In the records below, find each line containing the word "this" and copy it.
◆ ◆ ◆ ◆ ◆ ◆ ◆
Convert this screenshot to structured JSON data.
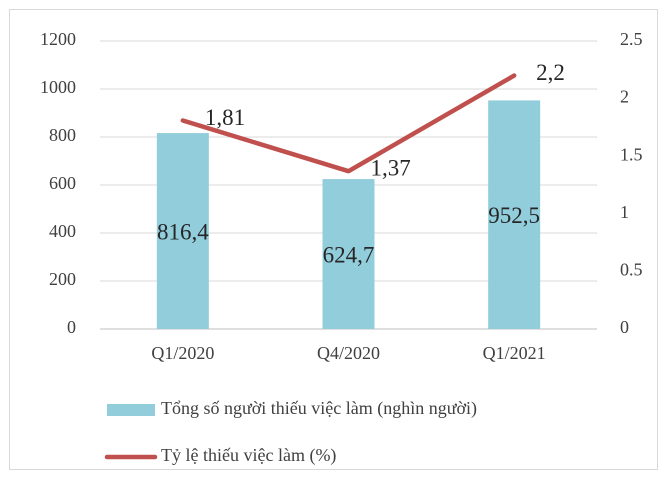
{
  "chart_data": {
    "type": "bar",
    "categories": [
      "Q1/2020",
      "Q4/2020",
      "Q1/2021"
    ],
    "series": [
      {
        "name": "Tổng số người thiếu việc làm (nghìn người)",
        "type": "bar",
        "color": "#92cddc",
        "values": [
          816.4,
          624.7,
          952.5
        ],
        "value_labels": [
          "816,4",
          "624,7",
          "952,5"
        ]
      },
      {
        "name": "Tỷ lệ thiếu việc làm (%)",
        "type": "line",
        "axis": "y2",
        "color": "#c0504d",
        "values": [
          1.81,
          1.37,
          2.2
        ],
        "value_labels": [
          "1,81",
          "1,37",
          "2,2"
        ]
      }
    ],
    "ylim": [
      0,
      1200
    ],
    "yticks": [
      0,
      200,
      400,
      600,
      800,
      1000,
      1200
    ],
    "y2lim": [
      0,
      2.5
    ],
    "y2ticks": [
      0,
      0.5,
      1,
      1.5,
      2,
      2.5
    ],
    "grid": true,
    "legend": "bottom"
  }
}
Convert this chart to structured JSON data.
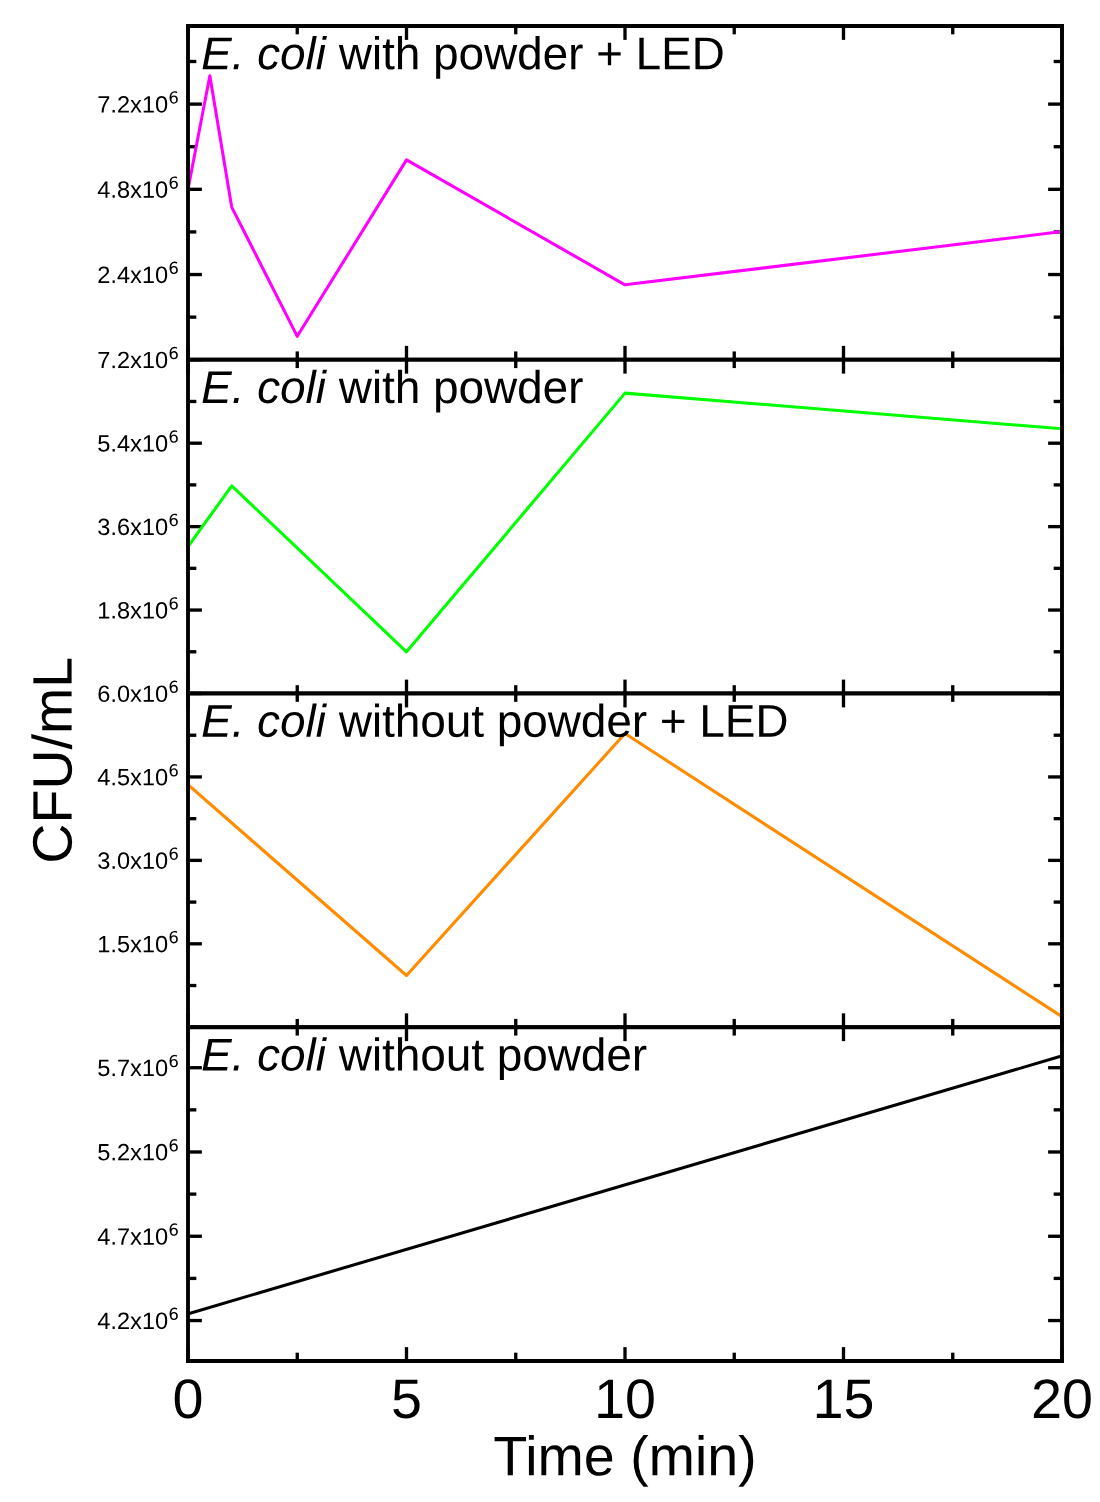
◆ ◆ ◆ ◆ ◆ ◆ ◆
- Correct result:
Convert this screenshot to structured JSON data.
Convert this chart to structured JSON data.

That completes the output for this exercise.